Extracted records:
***

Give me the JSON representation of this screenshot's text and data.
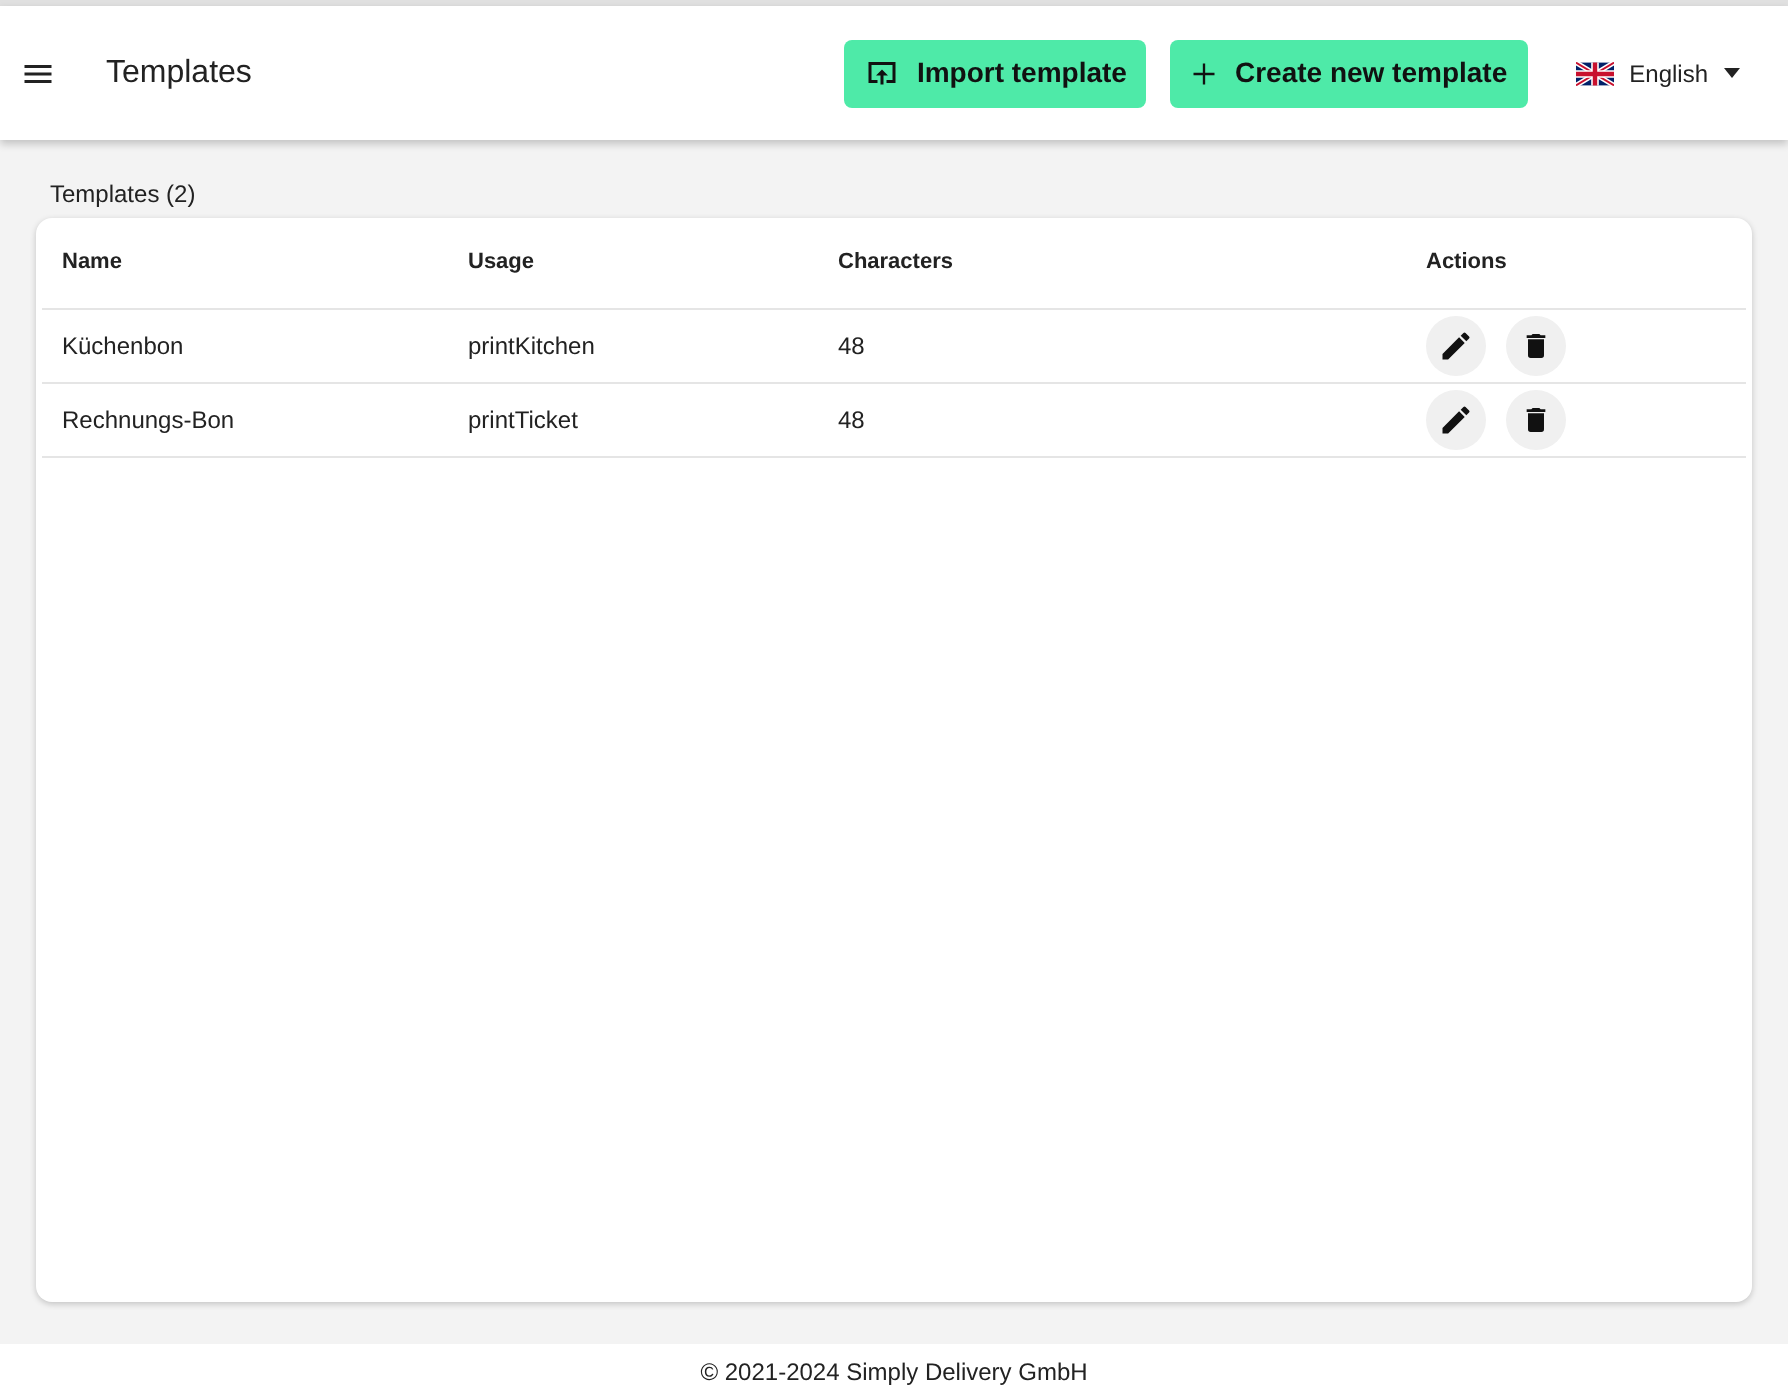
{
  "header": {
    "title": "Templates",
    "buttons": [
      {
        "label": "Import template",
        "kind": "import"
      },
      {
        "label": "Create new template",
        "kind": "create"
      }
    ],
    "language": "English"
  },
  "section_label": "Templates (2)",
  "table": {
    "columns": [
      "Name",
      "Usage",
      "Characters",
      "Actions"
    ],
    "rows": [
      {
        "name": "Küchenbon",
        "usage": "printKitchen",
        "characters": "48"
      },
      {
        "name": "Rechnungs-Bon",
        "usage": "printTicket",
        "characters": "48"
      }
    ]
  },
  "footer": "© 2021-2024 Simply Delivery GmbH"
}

***

Written request: The records above need to be restated word for word, with the pictures left out.

Reply:
Give me the JSON representation of this screenshot's text and data.
{
  "header": {
    "title": "Templates",
    "buttons": [
      {
        "label": "Import template",
        "kind": "import"
      },
      {
        "label": "Create new template",
        "kind": "create"
      }
    ],
    "language": "English"
  },
  "section_label": "Templates (2)",
  "table": {
    "columns": [
      "Name",
      "Usage",
      "Characters",
      "Actions"
    ],
    "rows": [
      {
        "name": "Küchenbon",
        "usage": "printKitchen",
        "characters": "48"
      },
      {
        "name": "Rechnungs-Bon",
        "usage": "printTicket",
        "characters": "48"
      }
    ]
  },
  "footer": "© 2021-2024 Simply Delivery GmbH"
}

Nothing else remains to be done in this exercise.